Supplied information:
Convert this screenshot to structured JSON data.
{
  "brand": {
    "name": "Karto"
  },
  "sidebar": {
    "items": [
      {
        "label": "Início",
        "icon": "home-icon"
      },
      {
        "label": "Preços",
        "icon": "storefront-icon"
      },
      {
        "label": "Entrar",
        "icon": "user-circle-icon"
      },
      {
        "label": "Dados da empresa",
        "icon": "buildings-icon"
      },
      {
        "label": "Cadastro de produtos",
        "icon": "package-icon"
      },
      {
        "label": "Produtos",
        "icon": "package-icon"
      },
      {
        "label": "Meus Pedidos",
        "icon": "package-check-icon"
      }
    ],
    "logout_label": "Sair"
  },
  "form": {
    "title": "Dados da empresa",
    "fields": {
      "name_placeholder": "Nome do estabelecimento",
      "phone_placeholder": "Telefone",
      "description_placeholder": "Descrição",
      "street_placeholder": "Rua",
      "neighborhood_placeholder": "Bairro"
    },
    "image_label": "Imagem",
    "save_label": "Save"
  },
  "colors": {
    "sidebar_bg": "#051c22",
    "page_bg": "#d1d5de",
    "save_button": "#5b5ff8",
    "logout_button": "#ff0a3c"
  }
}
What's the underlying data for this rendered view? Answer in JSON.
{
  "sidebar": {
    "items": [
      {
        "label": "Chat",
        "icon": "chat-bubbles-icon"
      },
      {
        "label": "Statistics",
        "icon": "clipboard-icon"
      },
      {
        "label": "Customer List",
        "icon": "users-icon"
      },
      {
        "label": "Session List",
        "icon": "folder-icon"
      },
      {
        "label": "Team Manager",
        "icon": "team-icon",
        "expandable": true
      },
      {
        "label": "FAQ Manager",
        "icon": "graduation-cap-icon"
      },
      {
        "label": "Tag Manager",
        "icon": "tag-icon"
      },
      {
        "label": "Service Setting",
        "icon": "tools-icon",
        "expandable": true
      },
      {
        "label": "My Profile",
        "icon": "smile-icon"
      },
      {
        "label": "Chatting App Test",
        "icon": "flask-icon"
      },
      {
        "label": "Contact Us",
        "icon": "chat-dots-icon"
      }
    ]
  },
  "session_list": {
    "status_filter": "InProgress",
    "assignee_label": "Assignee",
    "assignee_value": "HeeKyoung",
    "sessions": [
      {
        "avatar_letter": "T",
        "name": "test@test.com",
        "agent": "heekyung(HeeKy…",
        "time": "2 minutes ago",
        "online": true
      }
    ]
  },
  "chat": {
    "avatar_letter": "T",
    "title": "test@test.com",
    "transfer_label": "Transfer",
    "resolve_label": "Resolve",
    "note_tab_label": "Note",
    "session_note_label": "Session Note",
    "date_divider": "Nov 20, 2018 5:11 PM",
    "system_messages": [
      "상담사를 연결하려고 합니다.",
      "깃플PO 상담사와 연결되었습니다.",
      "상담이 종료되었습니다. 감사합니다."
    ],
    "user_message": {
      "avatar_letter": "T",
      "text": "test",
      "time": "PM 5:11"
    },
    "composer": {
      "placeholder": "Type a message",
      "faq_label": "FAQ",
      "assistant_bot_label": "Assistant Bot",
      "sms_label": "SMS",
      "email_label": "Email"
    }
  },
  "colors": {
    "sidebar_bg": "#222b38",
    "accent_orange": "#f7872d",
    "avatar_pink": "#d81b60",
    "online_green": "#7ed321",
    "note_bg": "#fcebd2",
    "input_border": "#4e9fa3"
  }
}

Task directions: Go back to the listing above and please repeat it exactly.

Solution for this task:
Convert this screenshot to structured JSON data.
{
  "brand": {
    "name": "Karto"
  },
  "sidebar": {
    "items": [
      {
        "label": "Início",
        "icon": "home-icon"
      },
      {
        "label": "Preços",
        "icon": "storefront-icon"
      },
      {
        "label": "Entrar",
        "icon": "user-circle-icon"
      },
      {
        "label": "Dados da empresa",
        "icon": "buildings-icon"
      },
      {
        "label": "Cadastro de produtos",
        "icon": "package-icon"
      },
      {
        "label": "Produtos",
        "icon": "package-icon"
      },
      {
        "label": "Meus Pedidos",
        "icon": "package-check-icon"
      }
    ],
    "logout_label": "Sair"
  },
  "form": {
    "title": "Dados da empresa",
    "fields": {
      "name_placeholder": "Nome do estabelecimento",
      "phone_placeholder": "Telefone",
      "description_placeholder": "Descrição",
      "street_placeholder": "Rua",
      "neighborhood_placeholder": "Bairro"
    },
    "image_label": "Imagem",
    "save_label": "Save"
  },
  "colors": {
    "sidebar_bg": "#051c22",
    "page_bg": "#d1d5de",
    "save_button": "#5b5ff8",
    "logout_button": "#ff0a3c"
  }
}
What's the underlying data for this rendered view? Answer in JSON.
{
  "sidebar": {
    "items": [
      {
        "label": "Chat",
        "icon": "chat-bubbles-icon"
      },
      {
        "label": "Statistics",
        "icon": "clipboard-icon"
      },
      {
        "label": "Customer List",
        "icon": "users-icon"
      },
      {
        "label": "Session List",
        "icon": "folder-icon"
      },
      {
        "label": "Team Manager",
        "icon": "team-icon",
        "expandable": true
      },
      {
        "label": "FAQ Manager",
        "icon": "graduation-cap-icon"
      },
      {
        "label": "Tag Manager",
        "icon": "tag-icon"
      },
      {
        "label": "Service Setting",
        "icon": "tools-icon",
        "expandable": true
      },
      {
        "label": "My Profile",
        "icon": "smile-icon"
      },
      {
        "label": "Chatting App Test",
        "icon": "flask-icon"
      },
      {
        "label": "Contact Us",
        "icon": "chat-dots-icon"
      }
    ]
  },
  "session_list": {
    "status_filter": "InProgress",
    "assignee_label": "Assignee",
    "assignee_value": "HeeKyoung",
    "sessions": [
      {
        "avatar_letter": "T",
        "name": "test@test.com",
        "agent": "heekyung(HeeKy…",
        "time": "2 minutes ago",
        "online": true
      }
    ]
  },
  "chat": {
    "avatar_letter": "T",
    "title": "test@test.com",
    "transfer_label": "Transfer",
    "resolve_label": "Resolve",
    "note_tab_label": "Note",
    "session_note_label": "Session Note",
    "date_divider": "Nov 20, 2018 5:11 PM",
    "system_messages": [
      "상담사를 연결하려고 합니다.",
      "깃플PO 상담사와 연결되었습니다.",
      "상담이 종료되었습니다. 감사합니다."
    ],
    "user_message": {
      "avatar_letter": "T",
      "text": "test",
      "time": "PM 5:11"
    },
    "composer": {
      "placeholder": "Type a message",
      "faq_label": "FAQ",
      "assistant_bot_label": "Assistant Bot",
      "sms_label": "SMS",
      "email_label": "Email"
    }
  },
  "colors": {
    "sidebar_bg": "#222b38",
    "accent_orange": "#f7872d",
    "avatar_pink": "#d81b60",
    "online_green": "#7ed321",
    "note_bg": "#fcebd2",
    "input_border": "#4e9fa3"
  }
}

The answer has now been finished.